Dataset items:
*-*-*

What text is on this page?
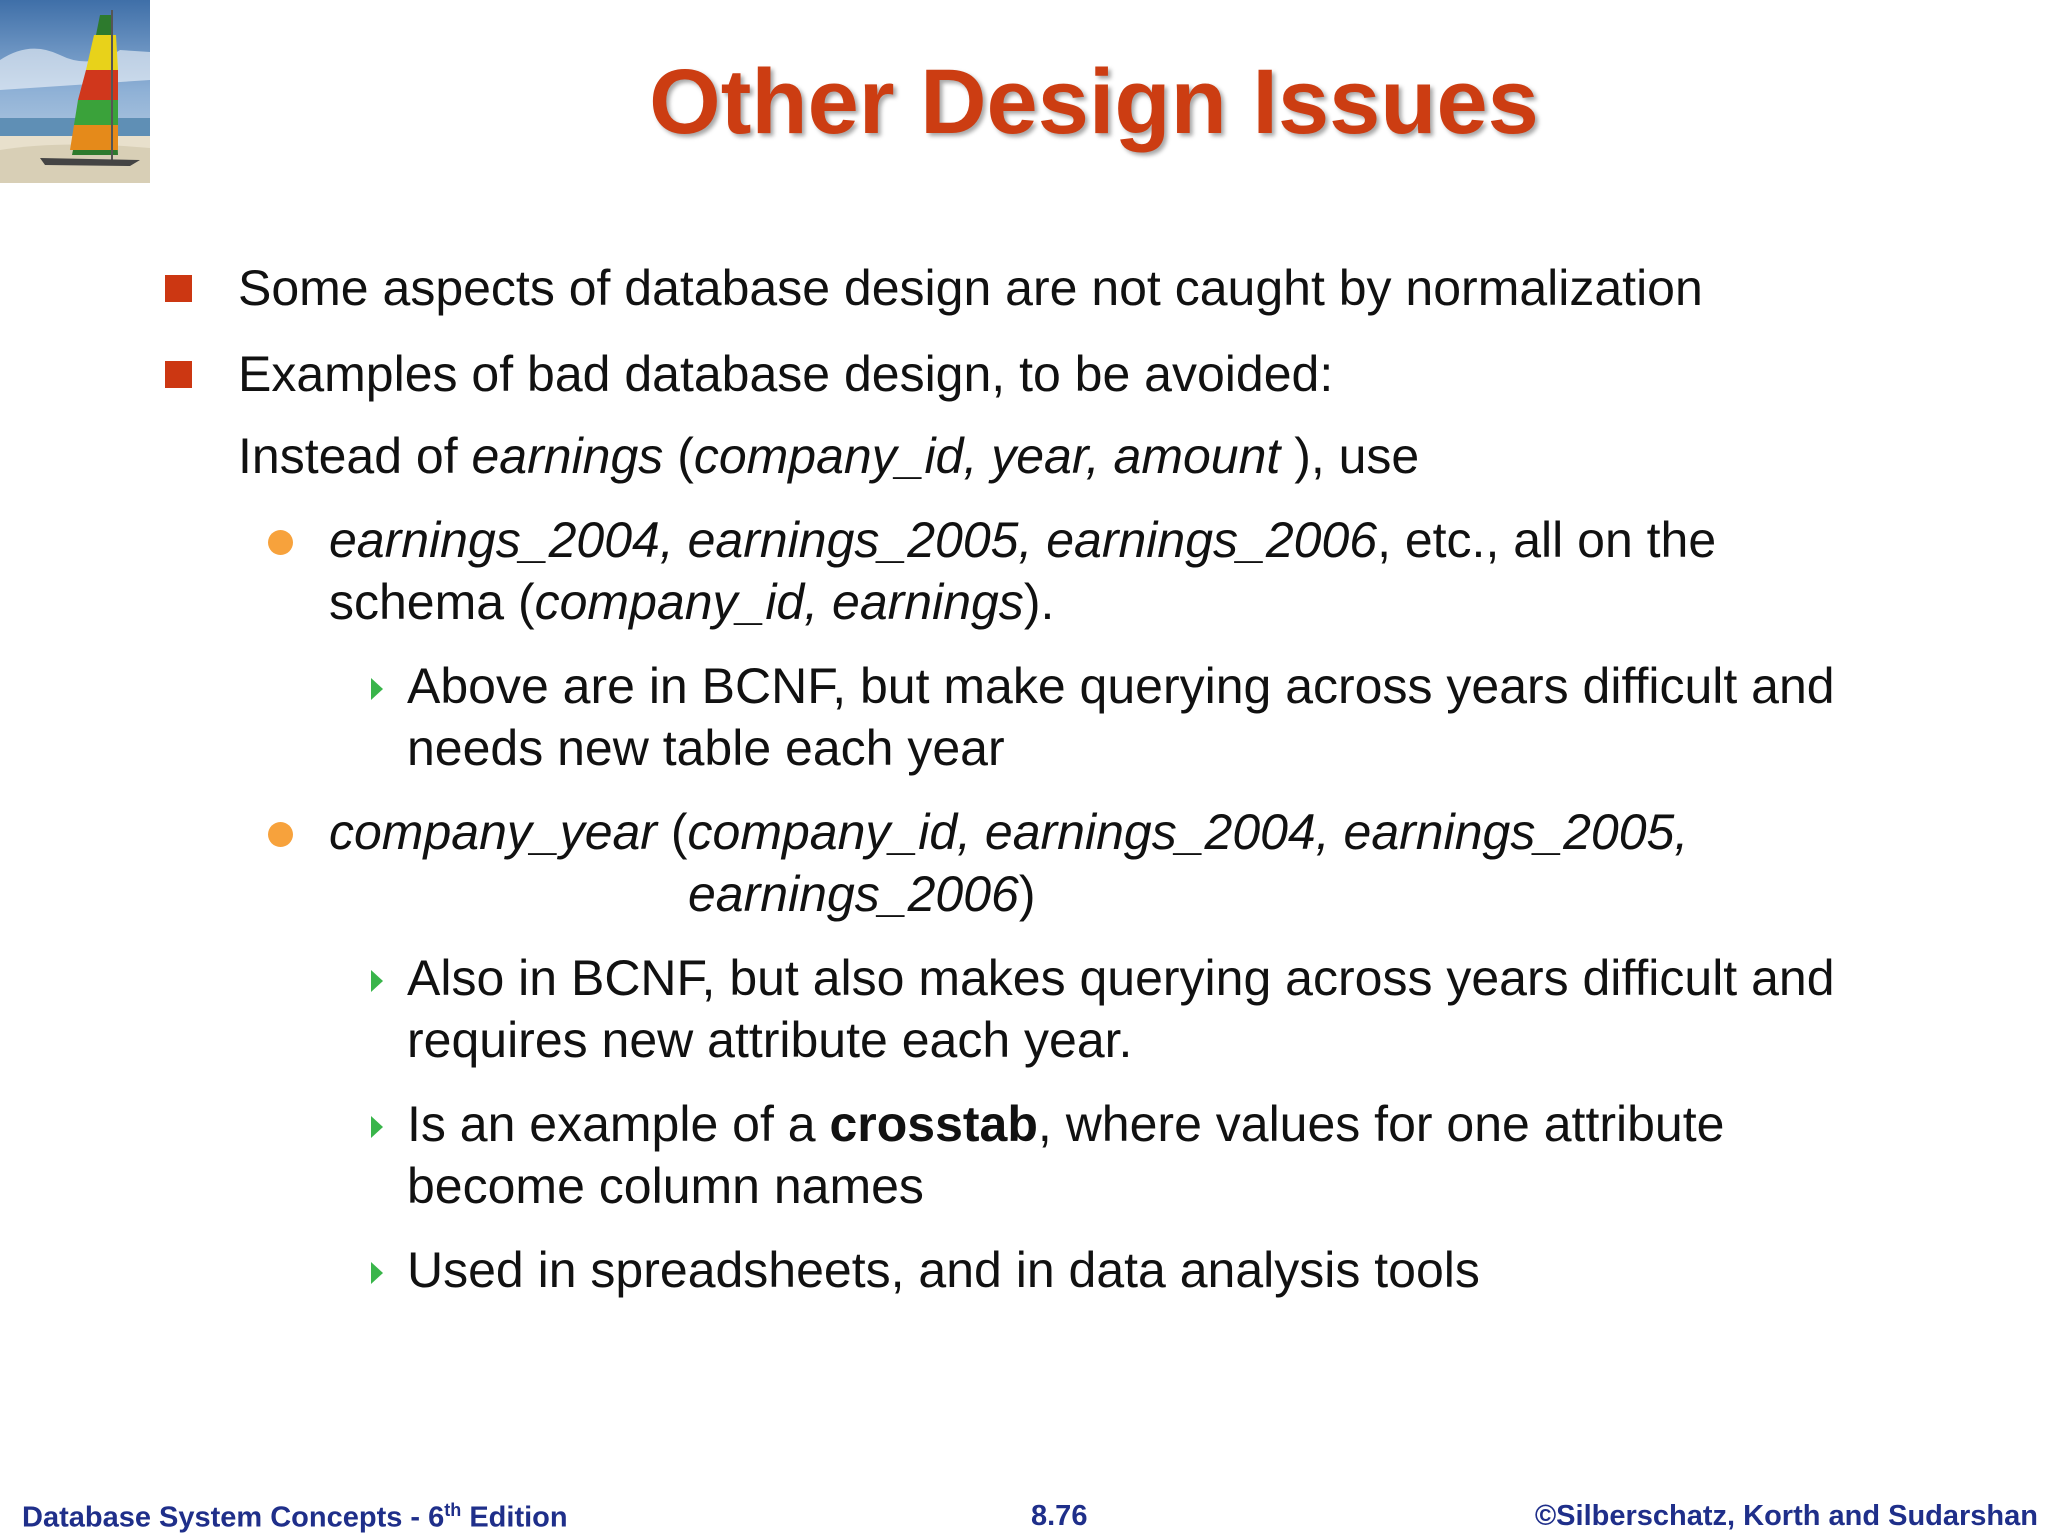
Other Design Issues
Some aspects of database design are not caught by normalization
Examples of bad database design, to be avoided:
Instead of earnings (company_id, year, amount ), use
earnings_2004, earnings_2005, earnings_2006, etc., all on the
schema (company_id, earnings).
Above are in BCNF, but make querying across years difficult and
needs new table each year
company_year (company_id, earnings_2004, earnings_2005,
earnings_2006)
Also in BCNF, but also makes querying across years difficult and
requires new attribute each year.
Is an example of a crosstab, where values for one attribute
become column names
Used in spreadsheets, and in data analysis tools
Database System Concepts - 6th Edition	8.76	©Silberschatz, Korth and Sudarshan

*-*-*

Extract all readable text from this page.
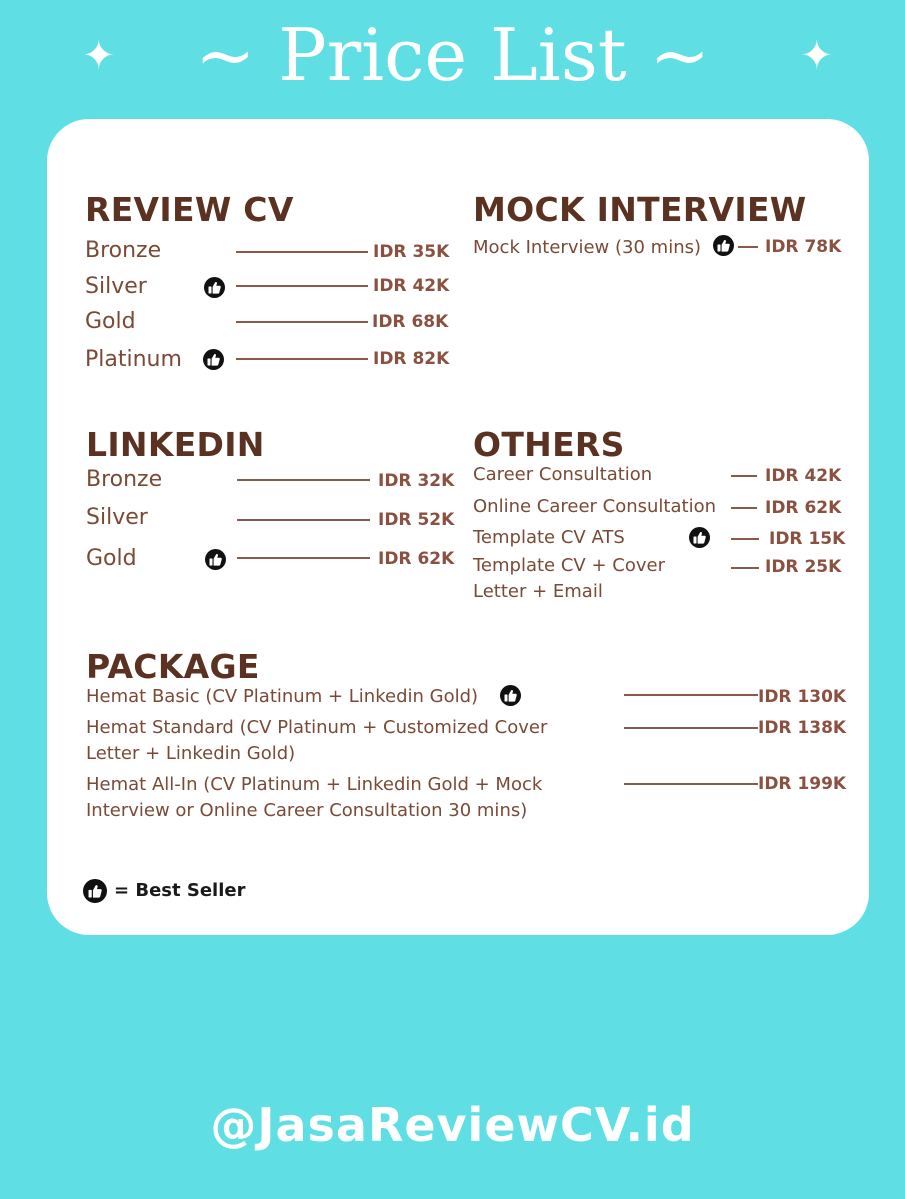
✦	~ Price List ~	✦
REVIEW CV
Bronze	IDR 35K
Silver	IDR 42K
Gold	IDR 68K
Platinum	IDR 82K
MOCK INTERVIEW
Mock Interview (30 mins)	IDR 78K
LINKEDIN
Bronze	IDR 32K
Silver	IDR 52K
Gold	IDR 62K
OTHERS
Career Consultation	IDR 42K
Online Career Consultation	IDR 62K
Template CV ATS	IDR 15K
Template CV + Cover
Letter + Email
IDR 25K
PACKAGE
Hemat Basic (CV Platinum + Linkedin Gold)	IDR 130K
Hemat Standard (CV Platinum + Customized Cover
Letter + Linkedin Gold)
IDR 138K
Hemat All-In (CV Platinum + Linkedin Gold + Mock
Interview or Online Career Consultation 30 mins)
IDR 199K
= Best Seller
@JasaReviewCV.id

*-*-*

▶ [EXERCISE OBJECTIVE] List every line in the records above that contains the word "Career".

▶ [EXERCISE RESULT]
Career Consultation	IDR 42K
Online Career Consultation	IDR 62K
Interview or Online Career Consultation 30 mins)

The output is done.